(Beginning of PROVIDED DATA)

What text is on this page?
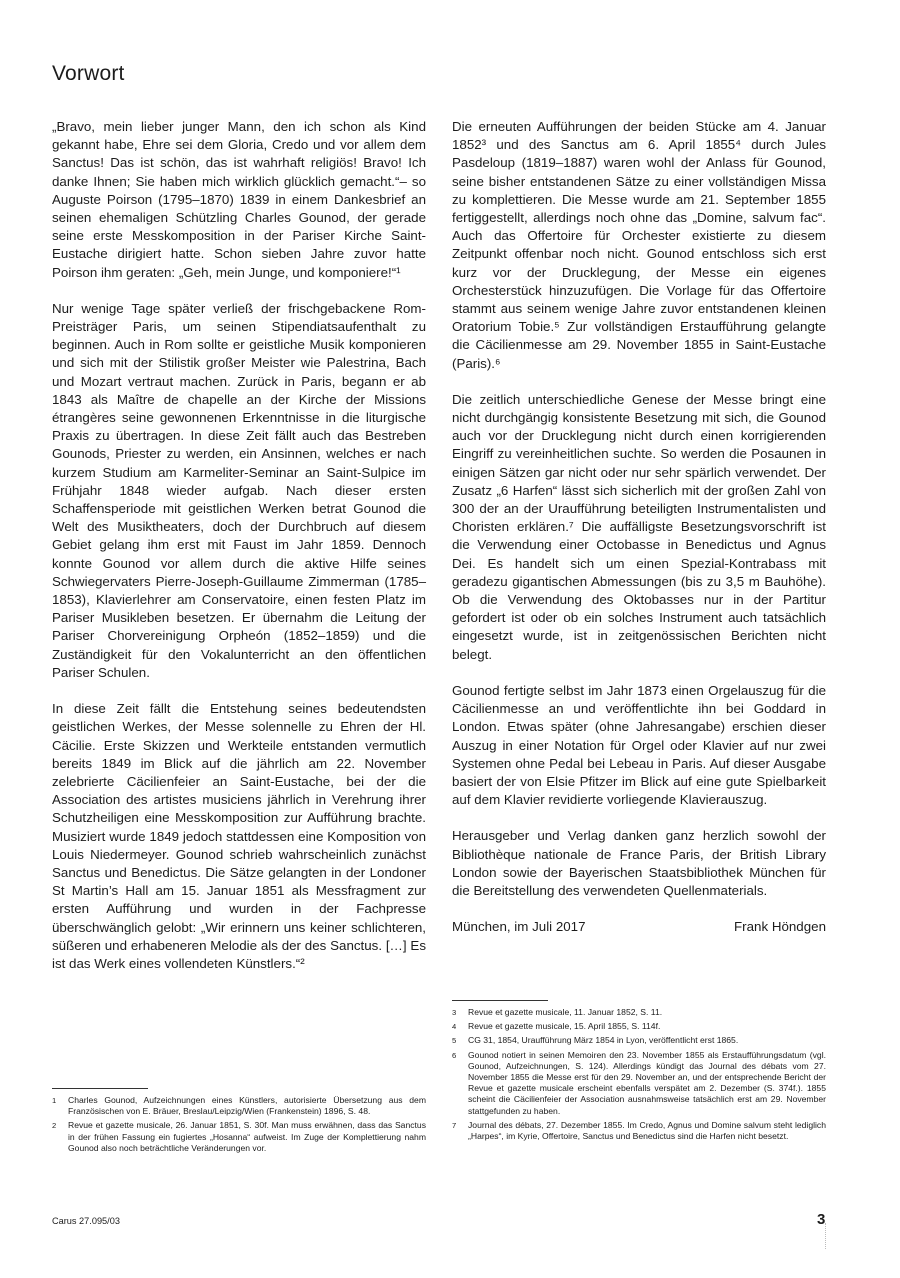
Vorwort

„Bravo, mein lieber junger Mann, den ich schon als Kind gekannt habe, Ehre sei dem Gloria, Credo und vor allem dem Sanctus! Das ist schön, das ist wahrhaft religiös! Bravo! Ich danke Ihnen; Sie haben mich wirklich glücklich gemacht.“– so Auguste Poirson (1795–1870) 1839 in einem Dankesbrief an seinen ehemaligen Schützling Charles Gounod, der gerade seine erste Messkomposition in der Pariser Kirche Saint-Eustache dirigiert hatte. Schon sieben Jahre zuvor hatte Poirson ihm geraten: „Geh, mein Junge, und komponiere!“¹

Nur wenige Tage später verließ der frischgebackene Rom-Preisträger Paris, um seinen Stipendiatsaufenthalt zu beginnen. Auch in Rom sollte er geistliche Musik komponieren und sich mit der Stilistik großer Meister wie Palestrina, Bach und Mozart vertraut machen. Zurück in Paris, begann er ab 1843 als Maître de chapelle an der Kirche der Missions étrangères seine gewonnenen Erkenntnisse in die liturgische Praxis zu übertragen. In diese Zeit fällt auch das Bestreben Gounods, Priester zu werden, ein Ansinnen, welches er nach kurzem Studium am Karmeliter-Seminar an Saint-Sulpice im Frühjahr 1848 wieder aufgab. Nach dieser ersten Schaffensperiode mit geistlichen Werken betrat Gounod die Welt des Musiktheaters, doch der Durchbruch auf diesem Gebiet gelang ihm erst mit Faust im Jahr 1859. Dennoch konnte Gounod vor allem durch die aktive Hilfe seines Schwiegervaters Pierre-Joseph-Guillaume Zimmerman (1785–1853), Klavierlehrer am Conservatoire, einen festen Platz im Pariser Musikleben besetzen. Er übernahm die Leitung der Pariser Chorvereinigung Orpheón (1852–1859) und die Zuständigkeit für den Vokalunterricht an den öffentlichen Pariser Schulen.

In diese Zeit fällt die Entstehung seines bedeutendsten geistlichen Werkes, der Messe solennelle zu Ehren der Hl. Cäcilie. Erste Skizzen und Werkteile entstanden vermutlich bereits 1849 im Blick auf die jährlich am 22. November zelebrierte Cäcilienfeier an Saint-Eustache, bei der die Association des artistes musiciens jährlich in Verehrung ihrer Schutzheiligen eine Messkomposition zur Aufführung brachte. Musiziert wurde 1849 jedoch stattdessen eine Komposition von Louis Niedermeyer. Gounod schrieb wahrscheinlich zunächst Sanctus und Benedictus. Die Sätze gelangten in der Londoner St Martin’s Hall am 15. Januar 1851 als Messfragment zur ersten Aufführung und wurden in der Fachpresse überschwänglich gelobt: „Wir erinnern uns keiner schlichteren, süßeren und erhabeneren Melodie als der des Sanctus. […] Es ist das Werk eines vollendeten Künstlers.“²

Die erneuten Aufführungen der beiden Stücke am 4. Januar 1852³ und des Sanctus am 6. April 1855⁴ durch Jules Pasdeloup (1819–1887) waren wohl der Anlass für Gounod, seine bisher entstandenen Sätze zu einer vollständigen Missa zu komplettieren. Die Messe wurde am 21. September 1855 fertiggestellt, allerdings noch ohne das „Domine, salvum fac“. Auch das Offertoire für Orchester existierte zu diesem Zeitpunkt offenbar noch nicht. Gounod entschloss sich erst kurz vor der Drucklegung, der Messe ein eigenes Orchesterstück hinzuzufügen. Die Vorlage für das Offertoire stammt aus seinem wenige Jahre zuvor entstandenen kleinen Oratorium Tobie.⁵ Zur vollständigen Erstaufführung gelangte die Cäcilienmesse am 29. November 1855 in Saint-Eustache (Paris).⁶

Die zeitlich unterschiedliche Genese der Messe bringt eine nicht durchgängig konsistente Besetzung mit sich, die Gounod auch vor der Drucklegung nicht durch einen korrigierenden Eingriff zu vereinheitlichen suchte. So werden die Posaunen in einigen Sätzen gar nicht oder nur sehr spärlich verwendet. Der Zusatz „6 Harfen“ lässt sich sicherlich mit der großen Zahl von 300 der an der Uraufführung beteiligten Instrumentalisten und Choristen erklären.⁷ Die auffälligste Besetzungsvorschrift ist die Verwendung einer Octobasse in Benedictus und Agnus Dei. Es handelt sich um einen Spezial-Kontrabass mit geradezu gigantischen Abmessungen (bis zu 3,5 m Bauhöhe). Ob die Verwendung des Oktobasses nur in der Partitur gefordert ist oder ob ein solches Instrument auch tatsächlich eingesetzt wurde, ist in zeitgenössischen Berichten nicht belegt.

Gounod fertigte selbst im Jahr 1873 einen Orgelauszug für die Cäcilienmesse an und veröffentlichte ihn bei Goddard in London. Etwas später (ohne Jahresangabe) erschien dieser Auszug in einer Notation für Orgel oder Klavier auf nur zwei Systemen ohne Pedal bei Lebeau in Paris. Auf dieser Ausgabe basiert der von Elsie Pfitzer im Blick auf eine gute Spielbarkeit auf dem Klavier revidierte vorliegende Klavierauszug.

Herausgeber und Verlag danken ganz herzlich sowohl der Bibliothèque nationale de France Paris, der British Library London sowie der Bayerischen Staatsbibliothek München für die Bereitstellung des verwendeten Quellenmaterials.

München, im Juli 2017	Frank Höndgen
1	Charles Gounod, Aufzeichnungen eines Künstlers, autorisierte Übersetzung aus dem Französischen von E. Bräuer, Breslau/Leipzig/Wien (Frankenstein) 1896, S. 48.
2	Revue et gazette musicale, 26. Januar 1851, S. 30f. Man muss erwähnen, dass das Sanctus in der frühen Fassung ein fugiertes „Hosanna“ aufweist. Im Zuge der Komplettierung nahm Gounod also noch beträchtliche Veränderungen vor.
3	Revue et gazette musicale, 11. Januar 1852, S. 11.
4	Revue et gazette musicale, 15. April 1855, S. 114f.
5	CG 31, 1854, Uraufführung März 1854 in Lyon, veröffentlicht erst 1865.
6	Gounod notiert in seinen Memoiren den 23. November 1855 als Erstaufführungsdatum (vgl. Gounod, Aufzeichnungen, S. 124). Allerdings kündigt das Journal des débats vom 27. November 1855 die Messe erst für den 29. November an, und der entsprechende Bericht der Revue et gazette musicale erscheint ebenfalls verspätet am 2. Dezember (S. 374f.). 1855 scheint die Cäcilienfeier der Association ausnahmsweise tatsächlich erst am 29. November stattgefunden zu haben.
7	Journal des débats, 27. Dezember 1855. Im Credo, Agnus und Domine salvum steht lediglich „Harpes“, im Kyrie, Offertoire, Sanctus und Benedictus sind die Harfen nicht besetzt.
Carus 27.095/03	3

(End of PROVIDED DATA)

PROBLEM:
Return a copy of each line in the records above that has "Aufzeichnungen" in it.

WRITTEN SOLUTION:
1	Charles Gounod, Aufzeichnungen eines Künstlers, autorisierte Übersetzung aus dem Französischen von E. Bräuer, Breslau/Leipzig/Wien (Frankenstein) 1896, S. 48.
6	Gounod notiert in seinen Memoiren den 23. November 1855 als Erstaufführungsdatum (vgl. Gounod, Aufzeichnungen, S. 124). Allerdings kündigt das Journal des débats vom 27. November 1855 die Messe erst für den 29. November an, und der entsprechende Bericht der Revue et gazette musicale erscheint ebenfalls verspätet am 2. Dezember (S. 374f.). 1855 scheint die Cäcilienfeier der Association ausnahmsweise tatsächlich erst am 29. November stattgefunden zu haben.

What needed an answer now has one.